# Data provided start
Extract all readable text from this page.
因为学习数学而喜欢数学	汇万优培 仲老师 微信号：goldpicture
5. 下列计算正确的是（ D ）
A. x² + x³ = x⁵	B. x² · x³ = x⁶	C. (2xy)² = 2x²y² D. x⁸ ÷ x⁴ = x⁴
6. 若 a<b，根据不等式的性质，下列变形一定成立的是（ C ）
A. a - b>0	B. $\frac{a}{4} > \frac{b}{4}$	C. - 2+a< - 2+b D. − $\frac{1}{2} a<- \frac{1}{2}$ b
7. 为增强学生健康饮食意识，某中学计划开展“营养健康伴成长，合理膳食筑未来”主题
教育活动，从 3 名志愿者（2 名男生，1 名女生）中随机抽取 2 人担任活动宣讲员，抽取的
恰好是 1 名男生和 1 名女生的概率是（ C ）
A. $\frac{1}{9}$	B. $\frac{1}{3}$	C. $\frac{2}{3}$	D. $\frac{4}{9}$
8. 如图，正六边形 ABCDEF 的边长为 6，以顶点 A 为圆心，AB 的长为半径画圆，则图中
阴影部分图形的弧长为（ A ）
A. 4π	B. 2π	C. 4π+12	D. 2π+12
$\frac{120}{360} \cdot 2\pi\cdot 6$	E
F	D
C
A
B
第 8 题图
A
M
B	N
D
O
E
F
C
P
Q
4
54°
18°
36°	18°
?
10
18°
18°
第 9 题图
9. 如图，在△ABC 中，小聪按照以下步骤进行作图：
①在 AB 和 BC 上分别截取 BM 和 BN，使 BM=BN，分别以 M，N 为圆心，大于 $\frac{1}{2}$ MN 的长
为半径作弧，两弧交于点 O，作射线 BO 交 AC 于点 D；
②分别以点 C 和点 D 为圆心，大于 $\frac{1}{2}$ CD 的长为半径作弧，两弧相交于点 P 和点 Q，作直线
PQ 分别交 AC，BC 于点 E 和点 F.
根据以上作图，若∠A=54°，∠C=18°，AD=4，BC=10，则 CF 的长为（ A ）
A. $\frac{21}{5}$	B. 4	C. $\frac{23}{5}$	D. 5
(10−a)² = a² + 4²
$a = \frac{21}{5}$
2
# Data provided end
* _Stated exercise_
Go through the records above and copy every line with the word "frac".

* _The answer_
A. a - b>0	B. $\frac{a}{4} > \frac{b}{4}$	C. - 2+a< - 2+b D. − $\frac{1}{2} a<- \frac{1}{2}$ b
A. $\frac{1}{9}$	B. $\frac{1}{3}$	C. $\frac{2}{3}$	D. $\frac{4}{9}$
$\frac{120}{360} \cdot 2\pi\cdot 6$	E
①在 AB 和 BC 上分别截取 BM 和 BN，使 BM=BN，分别以 M，N 为圆心，大于 $\frac{1}{2}$ MN 的长
②分别以点 C 和点 D 为圆心，大于 $\frac{1}{2}$ CD 的长为半径作弧，两弧相交于点 P 和点 Q，作直线
A. $\frac{21}{5}$	B. 4	C. $\frac{23}{5}$	D. 5
$a = \frac{21}{5}$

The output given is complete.